> _TASK TO CARRY OUT_: Transcribe all of the material exactly, except for its pictures.

> _GIVEN ENTRIES_:
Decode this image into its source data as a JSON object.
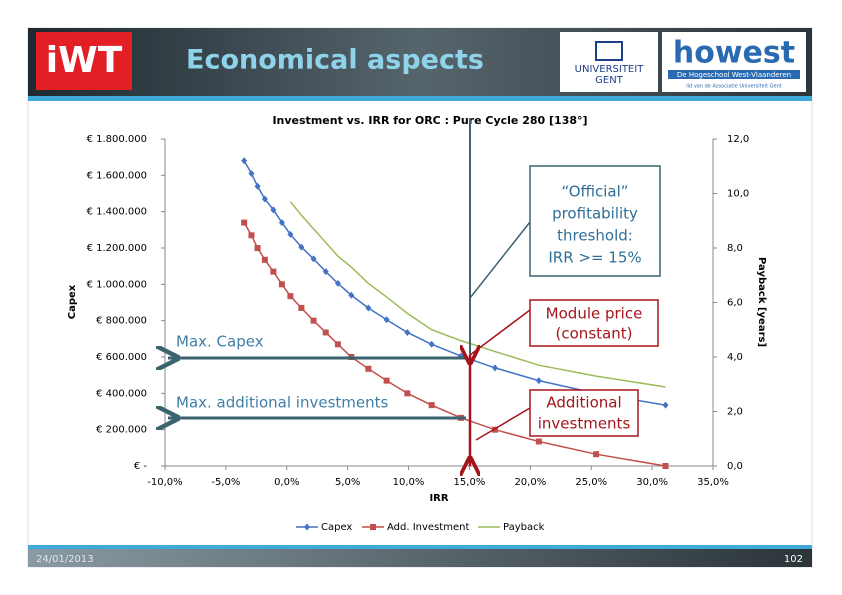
{
  "header": {
    "logo_left": "iWT",
    "title": "Economical aspects",
    "logo_ugent": [
      "UNIVERSITEIT",
      "GENT"
    ],
    "logo_howest": "howest",
    "howest_sub": "De Hogeschool West-Vlaanderen",
    "howest_sub2": "lid van de Associatie Universiteit Gent"
  },
  "chart_data": {
    "type": "line",
    "title": "Investment vs. IRR for ORC : Pure Cycle 280 [138°]",
    "x_label": "IRR",
    "y_label": "Capex",
    "y2_label": "Payback [years]",
    "x": [
      -3.5,
      -2.9,
      -2.4,
      -1.8,
      -1.1,
      -0.4,
      0.3,
      1.2,
      2.2,
      3.2,
      4.2,
      5.3,
      6.7,
      8.2,
      9.9,
      11.9,
      14.3,
      17.1,
      20.7,
      25.4,
      31.1
    ],
    "series": [
      {
        "name": "Capex",
        "color": "#4472c4",
        "marker": "diamond",
        "values": [
          1680000,
          1610000,
          1540000,
          1470000,
          1410000,
          1340000,
          1275000,
          1205000,
          1140000,
          1070000,
          1005000,
          940000,
          870000,
          805000,
          735000,
          670000,
          605000,
          540000,
          470000,
          400000,
          335000
        ]
      },
      {
        "name": "Add. Investment",
        "color": "#c0504d",
        "marker": "square",
        "values": [
          1340000,
          1270000,
          1200000,
          1135000,
          1070000,
          1000000,
          935000,
          870000,
          800000,
          735000,
          670000,
          600000,
          535000,
          470000,
          400000,
          335000,
          265000,
          200000,
          135000,
          65000,
          0
        ]
      },
      {
        "name": "Payback",
        "color": "#9bbb59",
        "axis": "y2",
        "values": [
          null,
          null,
          null,
          null,
          null,
          null,
          9.7,
          9.2,
          8.7,
          8.2,
          7.7,
          7.3,
          6.7,
          6.2,
          5.6,
          5.0,
          4.6,
          4.2,
          3.7,
          3.3,
          2.9
        ]
      }
    ],
    "xlim": [
      -10,
      35
    ],
    "xticks": [
      {
        "value": -10,
        "label": "-10,0%"
      },
      {
        "value": -5,
        "label": "-5,0%"
      },
      {
        "value": 0,
        "label": "0,0%"
      },
      {
        "value": 5,
        "label": "5,0%"
      },
      {
        "value": 10,
        "label": "10,0%"
      },
      {
        "value": 15,
        "label": "15,0%"
      },
      {
        "value": 20,
        "label": "20,0%"
      },
      {
        "value": 25,
        "label": "25,0%"
      },
      {
        "value": 30,
        "label": "30,0%"
      },
      {
        "value": 35,
        "label": "35,0%"
      }
    ],
    "ylim": [
      0,
      1800000
    ],
    "yticks": [
      {
        "value": 0,
        "label": "€ -"
      },
      {
        "value": 200000,
        "label": "€ 200.000"
      },
      {
        "value": 400000,
        "label": "€ 400.000"
      },
      {
        "value": 600000,
        "label": "€ 600.000"
      },
      {
        "value": 800000,
        "label": "€ 800.000"
      },
      {
        "value": 1000000,
        "label": "€ 1.000.000"
      },
      {
        "value": 1200000,
        "label": "€ 1.200.000"
      },
      {
        "value": 1400000,
        "label": "€ 1.400.000"
      },
      {
        "value": 1600000,
        "label": "€ 1.600.000"
      },
      {
        "value": 1800000,
        "label": "€ 1.800.000"
      }
    ],
    "y2lim": [
      0,
      12
    ],
    "y2ticks": [
      {
        "value": 0,
        "label": "0,0"
      },
      {
        "value": 2,
        "label": "2,0"
      },
      {
        "value": 4,
        "label": "4,0"
      },
      {
        "value": 6,
        "label": "6,0"
      },
      {
        "value": 8,
        "label": "8,0"
      },
      {
        "value": 10,
        "label": "10,0"
      },
      {
        "value": 12,
        "label": "12,0"
      }
    ],
    "legend": "bottom",
    "annotations": {
      "max_capex": "Max. Capex",
      "max_additional": "Max. additional investments",
      "threshold": [
        "“Official”",
        "profitability",
        "threshold:",
        "IRR >= 15%"
      ],
      "module_price": [
        "Module price",
        "(constant)"
      ],
      "additional": [
        "Additional",
        "investments"
      ]
    }
  },
  "footer": {
    "date": "24/01/2013",
    "page": "102"
  }
}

> _EXERCISE SOLUTION_:
Decode this image into its source data as a JSON object.
{
  "header": {
    "logo_left": "iWT",
    "title": "Economical aspects",
    "logo_ugent": [
      "UNIVERSITEIT",
      "GENT"
    ],
    "logo_howest": "howest",
    "howest_sub": "De Hogeschool West-Vlaanderen",
    "howest_sub2": "lid van de Associatie Universiteit Gent"
  },
  "chart_data": {
    "type": "line",
    "title": "Investment vs. IRR for ORC : Pure Cycle 280 [138°]",
    "x_label": "IRR",
    "y_label": "Capex",
    "y2_label": "Payback [years]",
    "x": [
      -3.5,
      -2.9,
      -2.4,
      -1.8,
      -1.1,
      -0.4,
      0.3,
      1.2,
      2.2,
      3.2,
      4.2,
      5.3,
      6.7,
      8.2,
      9.9,
      11.9,
      14.3,
      17.1,
      20.7,
      25.4,
      31.1
    ],
    "series": [
      {
        "name": "Capex",
        "color": "#4472c4",
        "marker": "diamond",
        "values": [
          1680000,
          1610000,
          1540000,
          1470000,
          1410000,
          1340000,
          1275000,
          1205000,
          1140000,
          1070000,
          1005000,
          940000,
          870000,
          805000,
          735000,
          670000,
          605000,
          540000,
          470000,
          400000,
          335000
        ]
      },
      {
        "name": "Add. Investment",
        "color": "#c0504d",
        "marker": "square",
        "values": [
          1340000,
          1270000,
          1200000,
          1135000,
          1070000,
          1000000,
          935000,
          870000,
          800000,
          735000,
          670000,
          600000,
          535000,
          470000,
          400000,
          335000,
          265000,
          200000,
          135000,
          65000,
          0
        ]
      },
      {
        "name": "Payback",
        "color": "#9bbb59",
        "axis": "y2",
        "values": [
          null,
          null,
          null,
          null,
          null,
          null,
          9.7,
          9.2,
          8.7,
          8.2,
          7.7,
          7.3,
          6.7,
          6.2,
          5.6,
          5.0,
          4.6,
          4.2,
          3.7,
          3.3,
          2.9
        ]
      }
    ],
    "xlim": [
      -10,
      35
    ],
    "xticks": [
      {
        "value": -10,
        "label": "-10,0%"
      },
      {
        "value": -5,
        "label": "-5,0%"
      },
      {
        "value": 0,
        "label": "0,0%"
      },
      {
        "value": 5,
        "label": "5,0%"
      },
      {
        "value": 10,
        "label": "10,0%"
      },
      {
        "value": 15,
        "label": "15,0%"
      },
      {
        "value": 20,
        "label": "20,0%"
      },
      {
        "value": 25,
        "label": "25,0%"
      },
      {
        "value": 30,
        "label": "30,0%"
      },
      {
        "value": 35,
        "label": "35,0%"
      }
    ],
    "ylim": [
      0,
      1800000
    ],
    "yticks": [
      {
        "value": 0,
        "label": "€ -"
      },
      {
        "value": 200000,
        "label": "€ 200.000"
      },
      {
        "value": 400000,
        "label": "€ 400.000"
      },
      {
        "value": 600000,
        "label": "€ 600.000"
      },
      {
        "value": 800000,
        "label": "€ 800.000"
      },
      {
        "value": 1000000,
        "label": "€ 1.000.000"
      },
      {
        "value": 1200000,
        "label": "€ 1.200.000"
      },
      {
        "value": 1400000,
        "label": "€ 1.400.000"
      },
      {
        "value": 1600000,
        "label": "€ 1.600.000"
      },
      {
        "value": 1800000,
        "label": "€ 1.800.000"
      }
    ],
    "y2lim": [
      0,
      12
    ],
    "y2ticks": [
      {
        "value": 0,
        "label": "0,0"
      },
      {
        "value": 2,
        "label": "2,0"
      },
      {
        "value": 4,
        "label": "4,0"
      },
      {
        "value": 6,
        "label": "6,0"
      },
      {
        "value": 8,
        "label": "8,0"
      },
      {
        "value": 10,
        "label": "10,0"
      },
      {
        "value": 12,
        "label": "12,0"
      }
    ],
    "legend": "bottom",
    "annotations": {
      "max_capex": "Max. Capex",
      "max_additional": "Max. additional investments",
      "threshold": [
        "“Official”",
        "profitability",
        "threshold:",
        "IRR >= 15%"
      ],
      "module_price": [
        "Module price",
        "(constant)"
      ],
      "additional": [
        "Additional",
        "investments"
      ]
    }
  },
  "footer": {
    "date": "24/01/2013",
    "page": "102"
  }
}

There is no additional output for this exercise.